[Dataset excerpt]
+ + + + +
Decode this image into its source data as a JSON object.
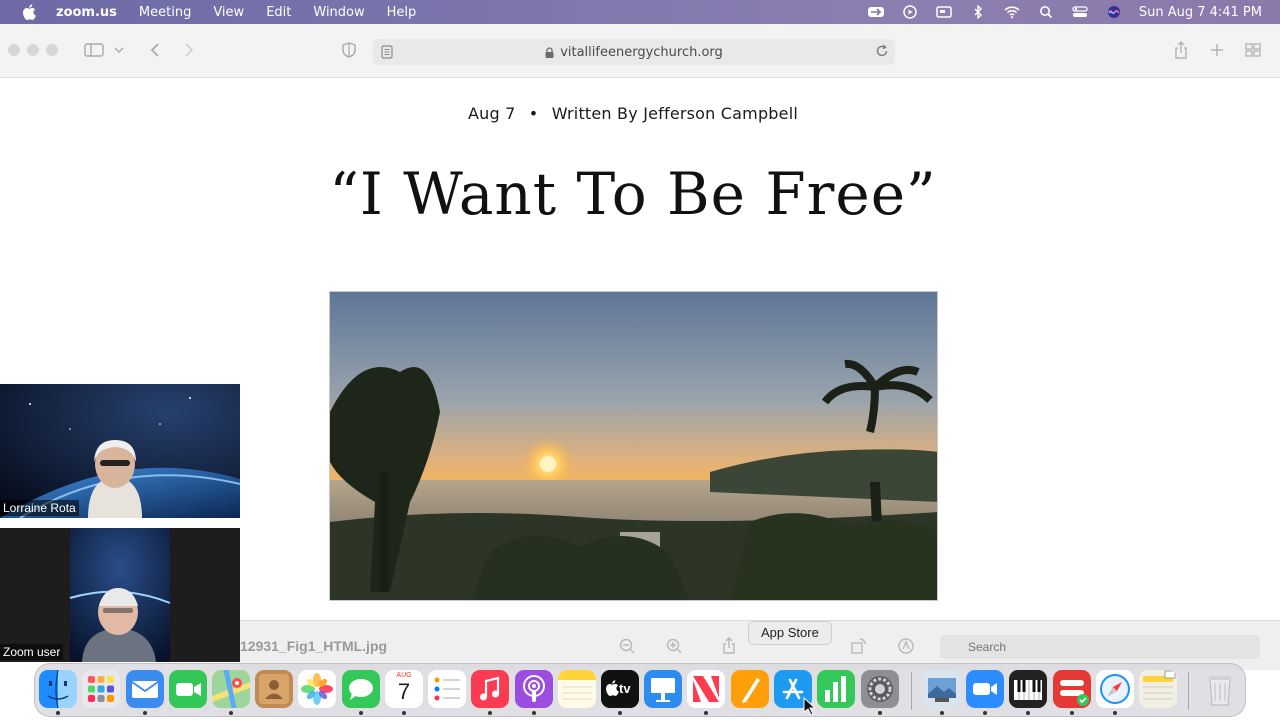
{
  "menubar": {
    "apple_icon": "apple-icon",
    "app_name": "zoom.us",
    "menus": [
      "Meeting",
      "View",
      "Edit",
      "Window",
      "Help"
    ],
    "status_icons": [
      "zoom-share-icon",
      "play-circle-icon",
      "screen-icon",
      "bluetooth-icon",
      "wifi-icon",
      "search-icon",
      "control-center-icon",
      "siri-icon"
    ],
    "clock": "Sun Aug 7  4:41 PM"
  },
  "browser": {
    "url": "vitallifeenergychurch.org"
  },
  "post": {
    "date": "Aug 7",
    "separator": "•",
    "byline": "Written By Jefferson Campbell",
    "title": "“I Want To Be Free”"
  },
  "zoom": {
    "participants": [
      {
        "name": "Lorraine Rota"
      },
      {
        "name": "Zoom user"
      }
    ]
  },
  "preview": {
    "filename": "12931_Fig1_HTML.jpg",
    "search_placeholder": "Search"
  },
  "tooltip": "App Store",
  "dock": {
    "calendar_month": "AUG",
    "calendar_day": "7",
    "tv_label": "tv",
    "apps": [
      "Finder",
      "Launchpad",
      "Mail",
      "FaceTime",
      "Maps",
      "Contacts",
      "Photos",
      "Messages",
      "Calendar",
      "Reminders",
      "Music",
      "Podcasts",
      "Notes",
      "TV",
      "Keynote",
      "News",
      "Pages",
      "App Store",
      "Numbers",
      "System Preferences",
      "Preview",
      "Zoom",
      "Piano",
      "Remote Desktop",
      "Safari",
      "Notes Stack",
      "Trash"
    ]
  }
}
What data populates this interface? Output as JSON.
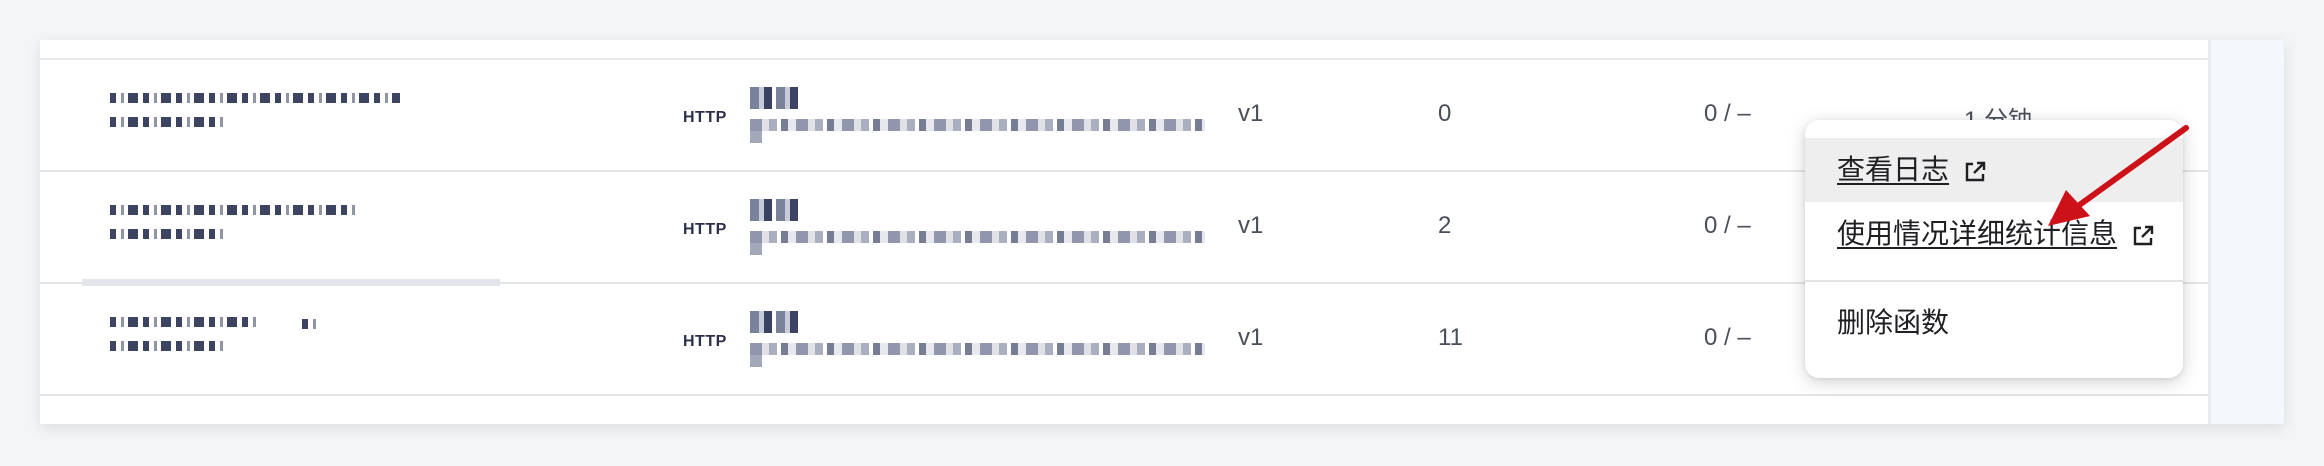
{
  "rows": [
    {
      "trigger": "HTTP",
      "version": "v1",
      "count": "0",
      "errors": "0 / –",
      "time": "1 分钟"
    },
    {
      "trigger": "HTTP",
      "version": "v1",
      "count": "2",
      "errors": "0 / –",
      "time": ""
    },
    {
      "trigger": "HTTP",
      "version": "v1",
      "count": "11",
      "errors": "0 / –",
      "time": ""
    }
  ],
  "menu": {
    "view_logs": "查看日志",
    "usage_details": "使用情况详细统计信息",
    "delete_function": "删除函数"
  },
  "icons": {
    "external_link": "external-link-icon"
  },
  "colors": {
    "annotation_arrow": "#cc1118"
  }
}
+ + + + +
* [Written instruction] Emit an exact copy of the lines from the line bearing "What data populates" through the last line above, inclusive, and leave the images out.

* [Expected output]
What data populates this interface? Output as JSON.
{
  "rows": [
    {
      "trigger": "HTTP",
      "version": "v1",
      "count": "0",
      "errors": "0 / –",
      "time": "1 分钟"
    },
    {
      "trigger": "HTTP",
      "version": "v1",
      "count": "2",
      "errors": "0 / –",
      "time": ""
    },
    {
      "trigger": "HTTP",
      "version": "v1",
      "count": "11",
      "errors": "0 / –",
      "time": ""
    }
  ],
  "menu": {
    "view_logs": "查看日志",
    "usage_details": "使用情况详细统计信息",
    "delete_function": "删除函数"
  },
  "icons": {
    "external_link": "external-link-icon"
  },
  "colors": {
    "annotation_arrow": "#cc1118"
  }
}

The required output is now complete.